» Supplied records:

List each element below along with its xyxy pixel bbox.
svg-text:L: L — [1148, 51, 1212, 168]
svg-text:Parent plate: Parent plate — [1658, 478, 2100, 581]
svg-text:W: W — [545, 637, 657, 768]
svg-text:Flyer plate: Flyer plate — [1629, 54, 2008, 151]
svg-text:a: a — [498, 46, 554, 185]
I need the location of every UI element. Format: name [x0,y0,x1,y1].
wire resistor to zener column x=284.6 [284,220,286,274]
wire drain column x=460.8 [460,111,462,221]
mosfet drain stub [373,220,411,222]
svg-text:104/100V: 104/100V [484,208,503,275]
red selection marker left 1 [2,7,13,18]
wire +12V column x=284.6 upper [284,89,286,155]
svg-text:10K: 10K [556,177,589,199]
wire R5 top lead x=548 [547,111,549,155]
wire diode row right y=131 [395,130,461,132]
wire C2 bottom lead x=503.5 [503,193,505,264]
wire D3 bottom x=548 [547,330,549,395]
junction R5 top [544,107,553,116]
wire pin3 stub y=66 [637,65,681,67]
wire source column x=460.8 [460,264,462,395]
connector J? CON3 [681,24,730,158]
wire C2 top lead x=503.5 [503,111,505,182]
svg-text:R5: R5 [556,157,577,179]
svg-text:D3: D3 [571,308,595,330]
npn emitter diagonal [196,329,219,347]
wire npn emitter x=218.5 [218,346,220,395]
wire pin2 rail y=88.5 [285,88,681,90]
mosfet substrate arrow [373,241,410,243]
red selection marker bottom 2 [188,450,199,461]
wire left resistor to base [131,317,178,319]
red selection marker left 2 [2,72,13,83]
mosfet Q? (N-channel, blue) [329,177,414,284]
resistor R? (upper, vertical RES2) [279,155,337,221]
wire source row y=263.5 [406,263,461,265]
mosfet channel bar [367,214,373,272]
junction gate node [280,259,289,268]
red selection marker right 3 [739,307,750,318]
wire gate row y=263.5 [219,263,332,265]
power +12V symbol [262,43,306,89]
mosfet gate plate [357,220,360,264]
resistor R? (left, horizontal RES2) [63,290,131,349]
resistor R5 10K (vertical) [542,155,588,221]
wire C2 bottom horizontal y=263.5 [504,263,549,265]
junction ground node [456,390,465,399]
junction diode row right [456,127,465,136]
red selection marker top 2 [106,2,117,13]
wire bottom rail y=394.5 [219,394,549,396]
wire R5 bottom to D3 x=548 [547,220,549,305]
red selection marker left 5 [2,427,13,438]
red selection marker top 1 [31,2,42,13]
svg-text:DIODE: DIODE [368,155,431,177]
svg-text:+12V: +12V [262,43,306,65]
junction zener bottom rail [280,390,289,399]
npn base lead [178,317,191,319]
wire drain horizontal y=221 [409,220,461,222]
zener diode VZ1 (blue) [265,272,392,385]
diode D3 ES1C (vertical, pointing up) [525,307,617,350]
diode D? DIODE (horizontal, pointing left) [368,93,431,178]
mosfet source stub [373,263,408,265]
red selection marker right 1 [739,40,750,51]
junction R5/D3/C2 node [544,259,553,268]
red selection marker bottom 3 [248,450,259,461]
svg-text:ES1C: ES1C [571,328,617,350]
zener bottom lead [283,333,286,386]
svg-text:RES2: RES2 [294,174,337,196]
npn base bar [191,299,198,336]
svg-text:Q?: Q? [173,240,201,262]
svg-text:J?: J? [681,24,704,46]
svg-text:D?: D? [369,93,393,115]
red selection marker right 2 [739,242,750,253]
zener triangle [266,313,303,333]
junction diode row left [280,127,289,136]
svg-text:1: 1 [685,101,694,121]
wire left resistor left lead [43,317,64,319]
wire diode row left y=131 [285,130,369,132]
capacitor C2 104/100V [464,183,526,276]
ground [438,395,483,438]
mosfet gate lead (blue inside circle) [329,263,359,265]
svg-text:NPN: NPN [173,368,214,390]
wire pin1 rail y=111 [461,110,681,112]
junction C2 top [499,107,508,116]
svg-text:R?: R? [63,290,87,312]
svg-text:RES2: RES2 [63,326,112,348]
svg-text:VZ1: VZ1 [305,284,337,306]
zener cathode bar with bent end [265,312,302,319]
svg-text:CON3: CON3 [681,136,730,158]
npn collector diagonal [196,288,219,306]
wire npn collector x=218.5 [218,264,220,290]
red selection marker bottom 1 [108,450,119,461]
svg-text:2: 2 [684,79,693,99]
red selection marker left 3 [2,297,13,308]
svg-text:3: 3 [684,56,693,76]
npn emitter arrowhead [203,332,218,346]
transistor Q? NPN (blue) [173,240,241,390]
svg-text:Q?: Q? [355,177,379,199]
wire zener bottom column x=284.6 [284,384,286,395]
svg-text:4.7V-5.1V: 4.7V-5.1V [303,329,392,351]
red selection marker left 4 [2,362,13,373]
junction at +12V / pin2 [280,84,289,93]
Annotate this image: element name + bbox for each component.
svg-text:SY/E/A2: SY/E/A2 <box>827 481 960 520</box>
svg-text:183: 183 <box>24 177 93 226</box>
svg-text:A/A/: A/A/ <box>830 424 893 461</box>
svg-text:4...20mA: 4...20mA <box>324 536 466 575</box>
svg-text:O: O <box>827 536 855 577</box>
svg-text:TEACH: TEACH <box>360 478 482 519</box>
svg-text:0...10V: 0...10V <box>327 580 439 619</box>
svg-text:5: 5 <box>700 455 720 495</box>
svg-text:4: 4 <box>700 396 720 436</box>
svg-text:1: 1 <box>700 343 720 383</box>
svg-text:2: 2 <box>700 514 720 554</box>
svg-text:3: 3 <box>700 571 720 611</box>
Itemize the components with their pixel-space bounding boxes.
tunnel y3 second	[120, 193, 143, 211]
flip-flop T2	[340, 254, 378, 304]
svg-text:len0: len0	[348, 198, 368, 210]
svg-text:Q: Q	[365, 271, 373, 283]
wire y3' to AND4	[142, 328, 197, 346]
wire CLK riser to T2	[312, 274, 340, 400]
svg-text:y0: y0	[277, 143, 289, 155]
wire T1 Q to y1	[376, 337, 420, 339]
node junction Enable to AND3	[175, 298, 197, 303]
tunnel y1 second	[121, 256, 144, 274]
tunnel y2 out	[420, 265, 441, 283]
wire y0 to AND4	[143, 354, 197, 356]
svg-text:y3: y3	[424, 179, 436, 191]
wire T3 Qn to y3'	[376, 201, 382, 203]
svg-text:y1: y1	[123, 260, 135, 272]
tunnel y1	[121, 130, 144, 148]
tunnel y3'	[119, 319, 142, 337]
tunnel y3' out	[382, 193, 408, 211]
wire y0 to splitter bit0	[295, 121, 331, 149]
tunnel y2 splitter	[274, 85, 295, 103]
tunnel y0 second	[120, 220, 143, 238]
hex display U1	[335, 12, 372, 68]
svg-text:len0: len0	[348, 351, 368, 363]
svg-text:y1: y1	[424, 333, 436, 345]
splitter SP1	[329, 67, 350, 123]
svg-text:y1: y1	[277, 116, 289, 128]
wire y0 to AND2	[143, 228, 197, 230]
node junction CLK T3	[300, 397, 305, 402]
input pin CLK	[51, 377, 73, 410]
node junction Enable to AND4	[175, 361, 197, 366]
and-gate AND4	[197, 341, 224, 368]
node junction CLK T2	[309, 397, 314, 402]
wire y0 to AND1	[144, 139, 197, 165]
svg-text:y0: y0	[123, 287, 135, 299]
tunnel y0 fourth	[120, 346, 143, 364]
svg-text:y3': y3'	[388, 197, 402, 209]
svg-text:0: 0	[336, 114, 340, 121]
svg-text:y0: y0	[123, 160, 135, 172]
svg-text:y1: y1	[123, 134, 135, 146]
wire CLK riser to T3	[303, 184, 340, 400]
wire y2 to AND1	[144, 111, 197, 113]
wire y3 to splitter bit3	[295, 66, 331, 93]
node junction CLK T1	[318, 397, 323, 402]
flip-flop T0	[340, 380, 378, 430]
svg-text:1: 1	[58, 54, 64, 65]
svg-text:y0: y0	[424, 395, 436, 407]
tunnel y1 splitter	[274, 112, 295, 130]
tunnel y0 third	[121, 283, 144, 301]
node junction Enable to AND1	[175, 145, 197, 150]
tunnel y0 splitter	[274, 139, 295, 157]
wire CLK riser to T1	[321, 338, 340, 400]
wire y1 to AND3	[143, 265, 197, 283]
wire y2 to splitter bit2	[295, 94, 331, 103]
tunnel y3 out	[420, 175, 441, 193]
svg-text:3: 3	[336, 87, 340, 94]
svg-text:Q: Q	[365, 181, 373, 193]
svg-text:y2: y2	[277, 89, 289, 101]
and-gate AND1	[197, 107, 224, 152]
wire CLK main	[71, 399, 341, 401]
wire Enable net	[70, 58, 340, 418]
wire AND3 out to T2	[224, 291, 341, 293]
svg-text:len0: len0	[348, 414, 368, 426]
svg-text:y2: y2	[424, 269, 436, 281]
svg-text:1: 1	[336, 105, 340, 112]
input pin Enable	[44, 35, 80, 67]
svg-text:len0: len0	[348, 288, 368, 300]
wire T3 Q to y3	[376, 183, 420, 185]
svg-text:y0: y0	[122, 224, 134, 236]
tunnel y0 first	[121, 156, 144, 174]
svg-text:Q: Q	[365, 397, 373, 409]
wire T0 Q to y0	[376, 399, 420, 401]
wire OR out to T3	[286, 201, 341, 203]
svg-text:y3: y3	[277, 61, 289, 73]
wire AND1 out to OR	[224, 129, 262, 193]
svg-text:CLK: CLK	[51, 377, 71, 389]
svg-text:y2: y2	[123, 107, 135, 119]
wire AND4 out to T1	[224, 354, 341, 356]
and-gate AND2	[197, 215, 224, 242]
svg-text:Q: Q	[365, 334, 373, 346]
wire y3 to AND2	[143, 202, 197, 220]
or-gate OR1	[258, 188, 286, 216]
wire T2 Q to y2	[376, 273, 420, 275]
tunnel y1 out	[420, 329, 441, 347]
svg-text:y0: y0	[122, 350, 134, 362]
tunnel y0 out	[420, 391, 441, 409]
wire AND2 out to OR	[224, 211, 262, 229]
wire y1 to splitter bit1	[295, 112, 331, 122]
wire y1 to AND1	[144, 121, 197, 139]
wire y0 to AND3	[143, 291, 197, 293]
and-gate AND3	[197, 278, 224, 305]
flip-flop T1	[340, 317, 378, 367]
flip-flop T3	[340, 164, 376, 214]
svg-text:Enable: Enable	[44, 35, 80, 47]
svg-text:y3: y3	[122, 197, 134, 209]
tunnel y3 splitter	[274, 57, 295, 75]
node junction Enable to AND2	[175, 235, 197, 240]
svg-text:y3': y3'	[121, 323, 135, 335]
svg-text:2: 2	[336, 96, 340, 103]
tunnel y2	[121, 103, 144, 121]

» Task directions: Which lines of the listing above contain the string "flop"? Return every such line in full.

» Complete answer:
flip-flop T2	[340, 254, 378, 304]
flip-flop T0	[340, 380, 378, 430]
flip-flop T1	[340, 317, 378, 367]
flip-flop T3	[340, 164, 376, 214]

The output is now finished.